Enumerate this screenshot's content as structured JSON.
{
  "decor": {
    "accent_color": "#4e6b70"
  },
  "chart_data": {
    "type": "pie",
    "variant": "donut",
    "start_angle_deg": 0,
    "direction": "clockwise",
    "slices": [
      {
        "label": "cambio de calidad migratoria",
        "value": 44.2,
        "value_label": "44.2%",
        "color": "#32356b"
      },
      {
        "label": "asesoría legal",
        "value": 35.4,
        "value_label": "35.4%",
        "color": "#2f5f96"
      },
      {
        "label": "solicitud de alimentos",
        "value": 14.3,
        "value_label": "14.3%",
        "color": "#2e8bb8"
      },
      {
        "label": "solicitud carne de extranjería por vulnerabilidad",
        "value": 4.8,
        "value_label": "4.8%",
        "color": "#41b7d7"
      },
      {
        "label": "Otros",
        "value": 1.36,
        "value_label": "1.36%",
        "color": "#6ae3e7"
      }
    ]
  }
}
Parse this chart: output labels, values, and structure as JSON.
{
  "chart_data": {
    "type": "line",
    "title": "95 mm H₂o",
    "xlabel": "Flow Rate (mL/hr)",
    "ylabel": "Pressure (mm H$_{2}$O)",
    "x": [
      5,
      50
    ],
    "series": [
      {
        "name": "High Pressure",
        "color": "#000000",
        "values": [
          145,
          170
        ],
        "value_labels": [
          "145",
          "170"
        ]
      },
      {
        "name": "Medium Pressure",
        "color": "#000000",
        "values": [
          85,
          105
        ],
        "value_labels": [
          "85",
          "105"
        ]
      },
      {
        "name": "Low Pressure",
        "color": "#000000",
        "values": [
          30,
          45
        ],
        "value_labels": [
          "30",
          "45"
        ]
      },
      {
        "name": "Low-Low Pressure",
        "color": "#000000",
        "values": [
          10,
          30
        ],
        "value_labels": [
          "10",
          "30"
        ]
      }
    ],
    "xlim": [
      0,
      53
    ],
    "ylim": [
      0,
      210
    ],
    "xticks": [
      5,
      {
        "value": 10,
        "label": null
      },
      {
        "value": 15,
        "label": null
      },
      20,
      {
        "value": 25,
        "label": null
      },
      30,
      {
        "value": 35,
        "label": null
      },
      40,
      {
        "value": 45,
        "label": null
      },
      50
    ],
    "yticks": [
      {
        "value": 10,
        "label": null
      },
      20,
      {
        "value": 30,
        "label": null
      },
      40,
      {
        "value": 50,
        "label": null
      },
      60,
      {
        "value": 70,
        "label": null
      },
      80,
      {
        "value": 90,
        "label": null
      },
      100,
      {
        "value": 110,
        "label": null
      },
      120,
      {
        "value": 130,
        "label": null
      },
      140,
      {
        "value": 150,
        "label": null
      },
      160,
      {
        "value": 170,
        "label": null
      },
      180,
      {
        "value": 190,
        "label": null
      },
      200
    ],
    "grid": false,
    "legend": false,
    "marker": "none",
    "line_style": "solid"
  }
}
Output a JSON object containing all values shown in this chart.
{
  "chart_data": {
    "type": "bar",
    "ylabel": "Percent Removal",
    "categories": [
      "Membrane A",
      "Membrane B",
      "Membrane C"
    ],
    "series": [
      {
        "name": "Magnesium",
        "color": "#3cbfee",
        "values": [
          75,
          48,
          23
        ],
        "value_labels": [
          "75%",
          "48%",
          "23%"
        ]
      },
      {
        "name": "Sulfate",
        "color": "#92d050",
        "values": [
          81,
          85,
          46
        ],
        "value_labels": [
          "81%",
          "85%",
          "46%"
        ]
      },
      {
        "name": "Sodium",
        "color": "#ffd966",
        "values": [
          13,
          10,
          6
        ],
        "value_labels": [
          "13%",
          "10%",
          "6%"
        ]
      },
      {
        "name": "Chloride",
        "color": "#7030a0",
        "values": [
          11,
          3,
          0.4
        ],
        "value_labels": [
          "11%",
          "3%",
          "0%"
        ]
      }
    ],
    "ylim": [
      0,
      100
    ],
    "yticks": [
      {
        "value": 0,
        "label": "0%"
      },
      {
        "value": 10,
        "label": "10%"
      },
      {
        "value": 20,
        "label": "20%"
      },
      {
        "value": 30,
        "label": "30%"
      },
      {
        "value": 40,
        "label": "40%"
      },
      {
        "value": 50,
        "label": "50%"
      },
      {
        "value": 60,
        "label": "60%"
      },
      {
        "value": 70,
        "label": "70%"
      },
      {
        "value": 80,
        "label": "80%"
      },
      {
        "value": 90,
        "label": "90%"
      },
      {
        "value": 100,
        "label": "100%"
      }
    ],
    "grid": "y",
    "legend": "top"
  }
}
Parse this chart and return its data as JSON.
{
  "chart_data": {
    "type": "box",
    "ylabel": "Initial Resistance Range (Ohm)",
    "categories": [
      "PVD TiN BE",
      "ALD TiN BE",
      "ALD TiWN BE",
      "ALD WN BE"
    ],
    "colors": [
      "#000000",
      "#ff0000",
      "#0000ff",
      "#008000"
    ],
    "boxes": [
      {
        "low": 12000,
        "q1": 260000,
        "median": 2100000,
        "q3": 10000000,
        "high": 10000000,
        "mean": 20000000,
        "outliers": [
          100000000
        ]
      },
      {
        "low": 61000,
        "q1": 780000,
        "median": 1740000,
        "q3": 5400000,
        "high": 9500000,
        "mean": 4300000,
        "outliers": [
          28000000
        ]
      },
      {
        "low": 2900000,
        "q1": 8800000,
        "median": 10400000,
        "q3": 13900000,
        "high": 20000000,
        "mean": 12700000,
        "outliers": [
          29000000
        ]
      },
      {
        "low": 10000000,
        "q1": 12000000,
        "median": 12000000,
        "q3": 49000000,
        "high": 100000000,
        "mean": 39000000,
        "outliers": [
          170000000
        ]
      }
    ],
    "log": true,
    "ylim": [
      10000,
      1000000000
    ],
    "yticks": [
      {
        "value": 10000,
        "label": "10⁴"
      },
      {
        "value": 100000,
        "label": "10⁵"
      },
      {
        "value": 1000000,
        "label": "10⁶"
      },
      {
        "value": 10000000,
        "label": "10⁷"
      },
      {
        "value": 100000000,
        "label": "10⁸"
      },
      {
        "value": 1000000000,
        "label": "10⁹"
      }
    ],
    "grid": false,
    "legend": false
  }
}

#####

* [WHAT IS REQUIRED]: From the line with "Parse this chart and return its data as JSON." to the last line of the material, give every line again exactly, and only those lines.

* [EXERCISE ANSWER]:
Parse this chart and return its data as JSON.
{
  "chart_data": {
    "type": "box",
    "ylabel": "Initial Resistance Range (Ohm)",
    "categories": [
      "PVD TiN BE",
      "ALD TiN BE",
      "ALD TiWN BE",
      "ALD WN BE"
    ],
    "colors": [
      "#000000",
      "#ff0000",
      "#0000ff",
      "#008000"
    ],
    "boxes": [
      {
        "low": 12000,
        "q1": 260000,
        "median": 2100000,
        "q3": 10000000,
        "high": 10000000,
        "mean": 20000000,
        "outliers": [
          100000000
        ]
      },
      {
        "low": 61000,
        "q1": 780000,
        "median": 1740000,
        "q3": 5400000,
        "high": 9500000,
        "mean": 4300000,
        "outliers": [
          28000000
        ]
      },
      {
        "low": 2900000,
        "q1": 8800000,
        "median": 10400000,
        "q3": 13900000,
        "high": 20000000,
        "mean": 12700000,
        "outliers": [
          29000000
        ]
      },
      {
        "low": 10000000,
        "q1": 12000000,
        "median": 12000000,
        "q3": 49000000,
        "high": 100000000,
        "mean": 39000000,
        "outliers": [
          170000000
        ]
      }
    ],
    "log": true,
    "ylim": [
      10000,
      1000000000
    ],
    "yticks": [
      {
        "value": 10000,
        "label": "10⁴"
      },
      {
        "value": 100000,
        "label": "10⁵"
      },
      {
        "value": 1000000,
        "label": "10⁶"
      },
      {
        "value": 10000000,
        "label": "10⁷"
      },
      {
        "value": 100000000,
        "label": "10⁸"
      },
      {
        "value": 1000000000,
        "label": "10⁹"
      }
    ],
    "grid": false,
    "legend": false
  }
}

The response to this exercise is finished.